Data entries -
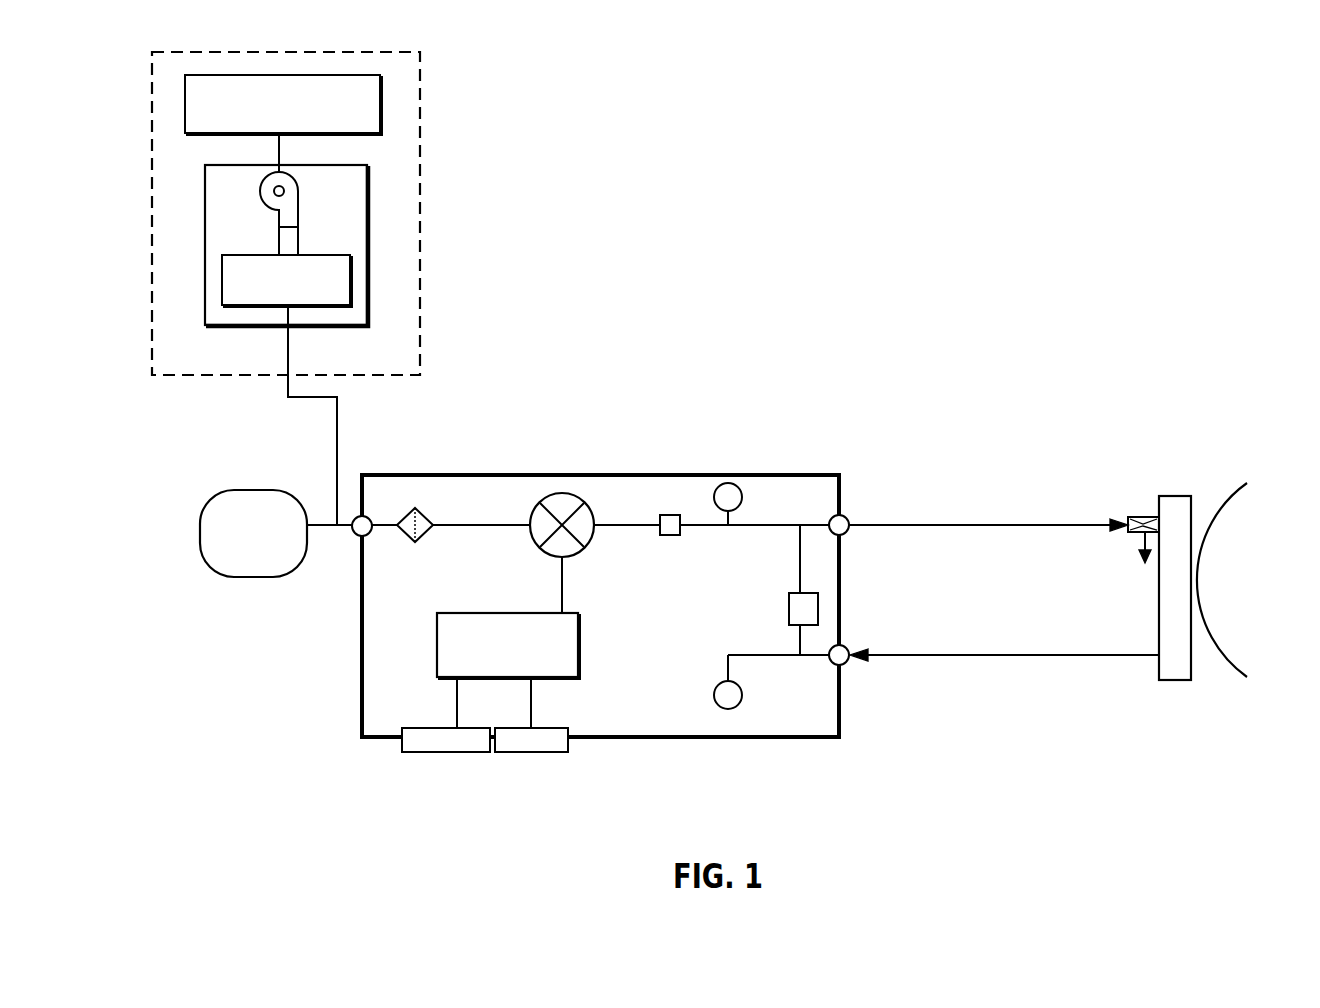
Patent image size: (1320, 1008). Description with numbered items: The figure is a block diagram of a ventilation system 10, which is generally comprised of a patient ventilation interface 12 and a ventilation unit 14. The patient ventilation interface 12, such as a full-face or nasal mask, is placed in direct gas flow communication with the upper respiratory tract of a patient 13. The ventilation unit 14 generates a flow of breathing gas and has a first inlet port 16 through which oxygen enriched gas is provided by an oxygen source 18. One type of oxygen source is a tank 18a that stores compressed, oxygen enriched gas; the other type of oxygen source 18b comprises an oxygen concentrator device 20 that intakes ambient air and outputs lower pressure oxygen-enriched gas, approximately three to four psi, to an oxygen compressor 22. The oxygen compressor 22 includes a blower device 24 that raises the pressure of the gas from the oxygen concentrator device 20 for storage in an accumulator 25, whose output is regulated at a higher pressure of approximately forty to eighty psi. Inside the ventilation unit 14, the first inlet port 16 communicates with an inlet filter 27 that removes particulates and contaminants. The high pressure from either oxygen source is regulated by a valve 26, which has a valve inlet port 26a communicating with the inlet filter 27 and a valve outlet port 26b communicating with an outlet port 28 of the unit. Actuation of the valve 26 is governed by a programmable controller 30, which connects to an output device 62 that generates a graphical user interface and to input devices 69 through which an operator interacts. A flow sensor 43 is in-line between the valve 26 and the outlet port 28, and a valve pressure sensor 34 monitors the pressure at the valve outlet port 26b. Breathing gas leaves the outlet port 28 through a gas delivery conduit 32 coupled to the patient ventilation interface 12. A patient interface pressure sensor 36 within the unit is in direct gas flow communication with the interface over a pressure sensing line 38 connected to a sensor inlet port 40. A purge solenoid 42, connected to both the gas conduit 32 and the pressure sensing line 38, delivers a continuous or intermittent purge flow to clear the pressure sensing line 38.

The ventilation system 10 is at (717, 413).
The patient ventilation interface 12 is at (1142, 628).
The patient 13 is at (1240, 580).
The ventilation unit 14 is at (584, 742).
The first inlet port 16 is at (357, 536).
The oxygen source 18 is at (309, 323).
The tank 18a is at (251, 577).
The oxygen source 18b is at (388, 378).
The oxygen concentrator device 20 is at (380, 96).
The oxygen compressor 22 is at (205, 229).
The blower device 24 is at (300, 208).
The accumulator 25 is at (222, 282).
The valve 26 is at (562, 493).
The valve inlet port 26a is at (531, 522).
The valve outlet port 26b is at (595, 521).
The inlet filter 27 is at (415, 543).
The outlet port 28 is at (850, 518).
The programmable controller 30 is at (580, 632).
The gas delivery conduit 32 is at (904, 521).
The valve pressure sensor 34 is at (743, 497).
The patient interface pressure sensor 36 is at (743, 695).
The pressure sensing line 38 is at (918, 652).
The sensor inlet port 40 is at (850, 648).
The purge solenoid 42 is at (750, 590).
The flow sensor 43 is at (666, 515).
The output device 62 is at (457, 752).
The input devices 69 is at (531, 752).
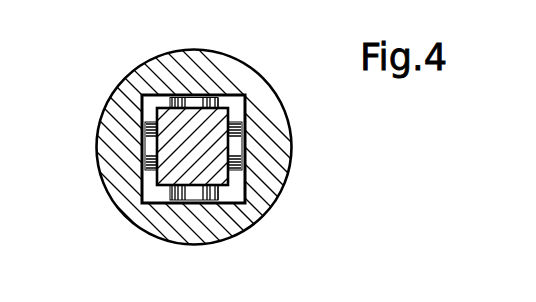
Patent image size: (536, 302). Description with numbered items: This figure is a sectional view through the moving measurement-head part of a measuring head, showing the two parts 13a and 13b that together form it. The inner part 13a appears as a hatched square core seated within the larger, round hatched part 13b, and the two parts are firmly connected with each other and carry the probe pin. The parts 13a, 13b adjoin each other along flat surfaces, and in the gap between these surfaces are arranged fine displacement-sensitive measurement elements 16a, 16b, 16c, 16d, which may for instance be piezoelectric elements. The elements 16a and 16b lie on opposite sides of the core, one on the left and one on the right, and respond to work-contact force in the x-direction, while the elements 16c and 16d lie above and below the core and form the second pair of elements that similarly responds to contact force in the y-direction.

The moving measurement-head part 13a is at (212, 172).
The moving measurement-head part 13b is at (121, 95).
The displacement-sensitive measurement element 16a is at (147, 145).
The displacement-sensitive measurement element 16b is at (238, 143).
The displacement-sensitive measurement element 16c is at (196, 104).
The displacement-sensitive measurement element 16d is at (187, 196).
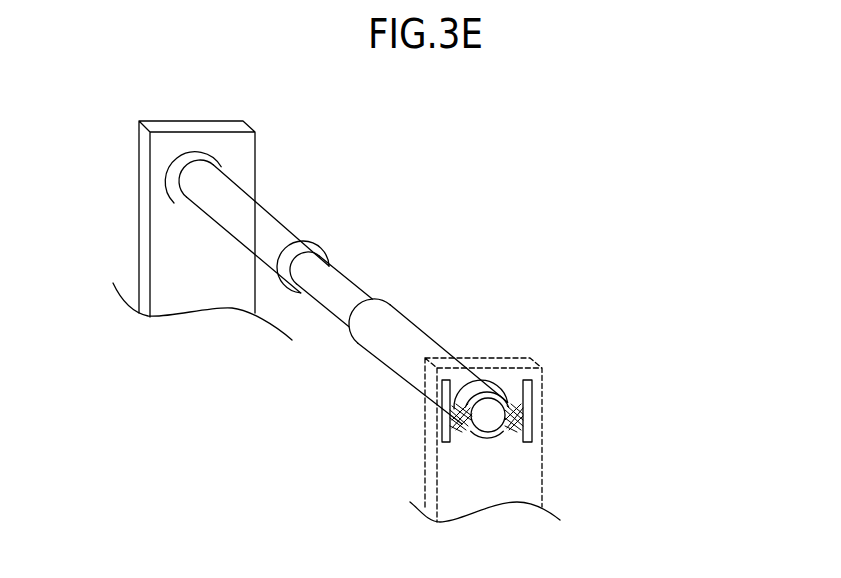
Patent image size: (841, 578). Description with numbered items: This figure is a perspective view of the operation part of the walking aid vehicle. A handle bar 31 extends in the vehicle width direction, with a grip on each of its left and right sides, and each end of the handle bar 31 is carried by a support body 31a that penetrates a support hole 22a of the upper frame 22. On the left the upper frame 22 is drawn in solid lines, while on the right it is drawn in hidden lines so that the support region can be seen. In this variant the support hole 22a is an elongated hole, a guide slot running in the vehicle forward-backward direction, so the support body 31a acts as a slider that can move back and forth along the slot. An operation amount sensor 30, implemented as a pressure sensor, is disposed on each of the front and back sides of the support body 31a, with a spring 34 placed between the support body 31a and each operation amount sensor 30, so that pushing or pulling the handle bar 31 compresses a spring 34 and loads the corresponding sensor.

EXERCISE - Lay out the data as a Markdown table with the columns "Number" and "Record line," giving each line its own numbered row and skipping blank lines. Leave the pictures out of the table.

RESPONSE TO THE EXERCISE -
| Number | Record line |
|---|---|
| 1 | Patent image size: (1320, 1008). Description with numbered items: The figure is a block diagram of a ventilation system 10, which is generally comprised of a patient ventilation interface 12 and a ventilation unit 14. The patient ventilation interface 12, such as a full-face or nasal mask, is placed in direct gas flow communication with the upper respiratory tract of a patient 13. The ventilation unit 14 generates a flow of breathing gas and has a first inlet port 16 through which oxygen enriched gas is provided by an oxygen source 18. One type of oxygen source is a tank 18a that stores compressed, oxygen enriched gas; the other type of oxygen source 18b comprises an oxygen concentrator device 20 that intakes ambient air and outputs lower pressure oxygen-enriched gas, approximately three to four psi, to an oxygen compressor 22. The oxygen compressor 22 includes a blower device 24 that raises the pressure of the gas from the oxygen concentrator device 20 for storage in an accumulator 25, whose output is regulated at a higher pressure of approximately forty to eighty psi. Inside the ventilation unit 14, the first inlet port 16 communicates with an inlet filter 27 that removes particulates and contaminants. The high pressure from either oxygen source is regulated by a valve 26, which has a valve inlet port 26a communicating with the inlet filter 27 and a valve outlet port 26b communicating with an outlet port 28 of the unit. Actuation of the valve 26 is governed by a programmable controller 30, which connects to an output device 62 that generates a graphical user interface and to input devices 69 through which an operator interacts. A flow sensor 43 is in-line between the valve 26 and the outlet port 28, and a valve pressure sensor 34 monitors the pressure at the valve outlet port 26b. Breathing gas leaves the outlet port 28 through a gas delivery conduit 32 coupled to the patient ventilation interface 12. A patient interface pressure sensor 36 within the unit is in direct gas flow communication with the interface over a pressure sensing line 38 connected to a sensor inlet port 40. A purge solenoid 42, connected to both the gas conduit 32 and the pressure sensing line 38, delivers a continuous or intermittent purge flow to clear the pressure sensing line 38. |
| 2 | The ventilation system 10 is at (717, 413). |
| 3 | The patient ventilation interface 12 is at (1142, 628). |
| 4 | The patient 13 is at (1240, 580). |
| 5 | The ventilation unit 14 is at (584, 742). |
| 6 | The first inlet port 16 is at (357, 536). |
| 7 | The oxygen source 18 is at (309, 323). |
| 8 | The tank 18a is at (251, 577). |
| 9 | The oxygen source 18b is at (388, 378). |
| 10 | The oxygen concentrator device 20 is at (380, 96). |
| 11 | The oxygen compressor 22 is at (205, 229). |
| 12 | The blower device 24 is at (300, 208). |
| 13 | The accumulator 25 is at (222, 282). |
| 14 | The valve 26 is at (562, 493). |
| 15 | The valve inlet port 26a is at (531, 522). |
| 16 | The valve outlet port 26b is at (595, 521). |
| 17 | The inlet filter 27 is at (415, 543). |
| 18 | The outlet port 28 is at (850, 518). |
| 19 | The programmable controller 30 is at (580, 632). |
| 20 | The gas delivery conduit 32 is at (904, 521). |
| 21 | The valve pressure sensor 34 is at (743, 497). |
| 22 | The patient interface pressure sensor 36 is at (743, 695). |
| 23 | The pressure sensing line 38 is at (918, 652). |
| 24 | The sensor inlet port 40 is at (850, 648). |
| 25 | The purge solenoid 42 is at (750, 590). |
| 26 | The flow sensor 43 is at (666, 515). |
| 27 | The output device 62 is at (457, 752). |
| 28 | The input devices 69 is at (531, 752). |
| 29 | Patent image size: (536, 302). Description with numbered items: This figure is a sectional view through the moving measurement-head part of a measuring head, showing the two parts 13a and 13b that together form it. The inner part 13a appears as a hatched square core seated within the larger, round hatched part 13b, and the two parts are firmly connected with each other and carry the probe pin. The parts 13a, 13b adjoin each other along flat surfaces, and in the gap between these surfaces are arranged fine displacement-sensitive measurement elements 16a, 16b, 16c, 16d, which may for instance be piezoelectric elements. The elements 16a and 16b lie on opposite sides of the core, one on the left and one on the right, and respond to work-contact force in the x-direction, while the elements 16c and 16d lie above and below the core and form the second pair of elements that similarly responds to contact force in the y-direction. |
| 30 | The moving measurement-head part 13a is at (212, 172). |
| 31 | The moving measurement-head part 13b is at (121, 95). |
| 32 | The displacement-sensitive measurement element 16a is at (147, 145). |
| 33 | The displacement-sensitive measurement element 16b is at (238, 143). |
| 34 | The displacement-sensitive measurement element 16c is at (196, 104). |
| 35 | The displacement-sensitive measurement element 16d is at (187, 196). |
| 36 | Patent image size: (841, 578). Description with numbered items: This figure is a perspective view of the operation part of the walking aid vehicle. A handle bar 31 extends in the vehicle width direction, with a grip on each of its left and right sides, and each end of the handle bar 31 is carried by a support body 31a that penetrates a support hole 22a of the upper frame 22. On the left the upper frame 22 is drawn in solid lines, while on the right it is drawn in hidden lines so that the support region can be seen. In this variant the support hole 22a is an elongated hole, a guide slot running in the vehicle forward-backward direction, so the support body 31a acts as a slider that can move back and forth along the slot. An operation amount sensor 30, implemented as a pressure sensor, is disposed on each of the front and back sides of the support body 31a, with a spring 34 placed between the support body 31a and each operation amount sensor 30, so that pushing or pulling the handle bar 31 compresses a spring 34 and loads the corresponding sensor. |